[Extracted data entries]
::::::::::

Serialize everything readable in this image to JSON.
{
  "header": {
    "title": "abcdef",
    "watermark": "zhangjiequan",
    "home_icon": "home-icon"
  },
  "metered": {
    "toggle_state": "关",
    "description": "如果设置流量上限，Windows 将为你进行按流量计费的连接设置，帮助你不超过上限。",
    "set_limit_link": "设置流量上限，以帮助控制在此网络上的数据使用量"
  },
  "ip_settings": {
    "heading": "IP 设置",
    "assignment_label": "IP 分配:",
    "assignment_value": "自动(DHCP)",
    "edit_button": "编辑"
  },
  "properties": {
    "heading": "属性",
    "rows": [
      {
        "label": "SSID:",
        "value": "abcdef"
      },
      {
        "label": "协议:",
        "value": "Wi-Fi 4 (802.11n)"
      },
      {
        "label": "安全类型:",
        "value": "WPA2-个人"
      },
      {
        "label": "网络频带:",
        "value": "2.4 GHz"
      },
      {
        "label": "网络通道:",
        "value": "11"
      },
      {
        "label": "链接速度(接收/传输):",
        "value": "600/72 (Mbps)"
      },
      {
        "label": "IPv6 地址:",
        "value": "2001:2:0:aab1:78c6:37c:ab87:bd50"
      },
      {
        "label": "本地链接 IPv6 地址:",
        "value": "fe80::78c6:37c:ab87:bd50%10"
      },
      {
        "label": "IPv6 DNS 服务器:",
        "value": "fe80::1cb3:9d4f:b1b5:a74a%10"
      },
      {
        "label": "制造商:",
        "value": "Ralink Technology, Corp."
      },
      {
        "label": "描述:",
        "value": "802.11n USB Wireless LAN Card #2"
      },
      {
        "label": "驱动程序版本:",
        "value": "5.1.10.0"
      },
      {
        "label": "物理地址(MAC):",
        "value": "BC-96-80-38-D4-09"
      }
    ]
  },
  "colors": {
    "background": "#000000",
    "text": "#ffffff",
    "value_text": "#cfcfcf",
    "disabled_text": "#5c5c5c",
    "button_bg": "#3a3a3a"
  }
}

::::::::::

• **What the task asks**
Write out the material from the first line to the last, exactly.

• **Exercise response**
Serialize everything readable in this image to JSON.
{
  "header": {
    "title": "abcdef",
    "watermark": "zhangjiequan",
    "home_icon": "home-icon"
  },
  "metered": {
    "toggle_state": "关",
    "description": "如果设置流量上限，Windows 将为你进行按流量计费的连接设置，帮助你不超过上限。",
    "set_limit_link": "设置流量上限，以帮助控制在此网络上的数据使用量"
  },
  "ip_settings": {
    "heading": "IP 设置",
    "assignment_label": "IP 分配:",
    "assignment_value": "自动(DHCP)",
    "edit_button": "编辑"
  },
  "properties": {
    "heading": "属性",
    "rows": [
      {
        "label": "SSID:",
        "value": "abcdef"
      },
      {
        "label": "协议:",
        "value": "Wi-Fi 4 (802.11n)"
      },
      {
        "label": "安全类型:",
        "value": "WPA2-个人"
      },
      {
        "label": "网络频带:",
        "value": "2.4 GHz"
      },
      {
        "label": "网络通道:",
        "value": "11"
      },
      {
        "label": "链接速度(接收/传输):",
        "value": "600/72 (Mbps)"
      },
      {
        "label": "IPv6 地址:",
        "value": "2001:2:0:aab1:78c6:37c:ab87:bd50"
      },
      {
        "label": "本地链接 IPv6 地址:",
        "value": "fe80::78c6:37c:ab87:bd50%10"
      },
      {
        "label": "IPv6 DNS 服务器:",
        "value": "fe80::1cb3:9d4f:b1b5:a74a%10"
      },
      {
        "label": "制造商:",
        "value": "Ralink Technology, Corp."
      },
      {
        "label": "描述:",
        "value": "802.11n USB Wireless LAN Card #2"
      },
      {
        "label": "驱动程序版本:",
        "value": "5.1.10.0"
      },
      {
        "label": "物理地址(MAC):",
        "value": "BC-96-80-38-D4-09"
      }
    ]
  },
  "colors": {
    "background": "#000000",
    "text": "#ffffff",
    "value_text": "#cfcfcf",
    "disabled_text": "#5c5c5c",
    "button_bg": "#3a3a3a"
  }
}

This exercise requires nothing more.